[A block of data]
>>

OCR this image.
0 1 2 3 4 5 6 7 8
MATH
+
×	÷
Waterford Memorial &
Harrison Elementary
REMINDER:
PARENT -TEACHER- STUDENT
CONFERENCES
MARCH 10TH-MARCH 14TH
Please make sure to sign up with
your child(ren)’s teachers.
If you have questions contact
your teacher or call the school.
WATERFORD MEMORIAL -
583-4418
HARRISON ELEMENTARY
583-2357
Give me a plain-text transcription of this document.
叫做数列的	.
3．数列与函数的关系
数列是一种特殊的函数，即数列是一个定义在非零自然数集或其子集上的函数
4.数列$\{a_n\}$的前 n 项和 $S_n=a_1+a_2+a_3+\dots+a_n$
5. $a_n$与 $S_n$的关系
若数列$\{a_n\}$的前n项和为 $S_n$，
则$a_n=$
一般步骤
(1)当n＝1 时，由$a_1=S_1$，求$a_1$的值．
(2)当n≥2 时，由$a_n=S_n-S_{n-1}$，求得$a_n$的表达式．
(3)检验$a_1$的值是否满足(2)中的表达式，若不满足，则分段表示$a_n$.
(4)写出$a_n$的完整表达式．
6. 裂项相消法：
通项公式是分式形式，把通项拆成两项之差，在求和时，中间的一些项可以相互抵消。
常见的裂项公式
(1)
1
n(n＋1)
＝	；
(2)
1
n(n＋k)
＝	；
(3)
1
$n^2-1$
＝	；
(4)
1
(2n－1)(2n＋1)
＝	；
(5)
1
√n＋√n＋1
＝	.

<<

_DIRECTIONS_.
Copy each entry exactly, with nothing added or dropped.

_EXERCISE RESPONSE_.
OCR this image.
0 1 2 3 4 5 6 7 8
MATH
+
×	÷
Waterford Memorial &
Harrison Elementary
REMINDER:
PARENT -TEACHER- STUDENT
CONFERENCES
MARCH 10TH-MARCH 14TH
Please make sure to sign up with
your child(ren)’s teachers.
If you have questions contact
your teacher or call the school.
WATERFORD MEMORIAL -
583-4418
HARRISON ELEMENTARY
583-2357
Give me a plain-text transcription of this document.
叫做数列的	.
3．数列与函数的关系
数列是一种特殊的函数，即数列是一个定义在非零自然数集或其子集上的函数
4.数列$\{a_n\}$的前 n 项和 $S_n=a_1+a_2+a_3+\dots+a_n$
5. $a_n$与 $S_n$的关系
若数列$\{a_n\}$的前n项和为 $S_n$，
则$a_n=$
一般步骤
(1)当n＝1 时，由$a_1=S_1$，求$a_1$的值．
(2)当n≥2 时，由$a_n=S_n-S_{n-1}$，求得$a_n$的表达式．
(3)检验$a_1$的值是否满足(2)中的表达式，若不满足，则分段表示$a_n$.
(4)写出$a_n$的完整表达式．
6. 裂项相消法：
通项公式是分式形式，把通项拆成两项之差，在求和时，中间的一些项可以相互抵消。
常见的裂项公式
(1)
1
n(n＋1)
＝	；
(2)
1
n(n＋k)
＝	；
(3)
1
$n^2-1$
＝	；
(4)
1
(2n－1)(2n＋1)
＝	；
(5)
1
√n＋√n＋1
＝	.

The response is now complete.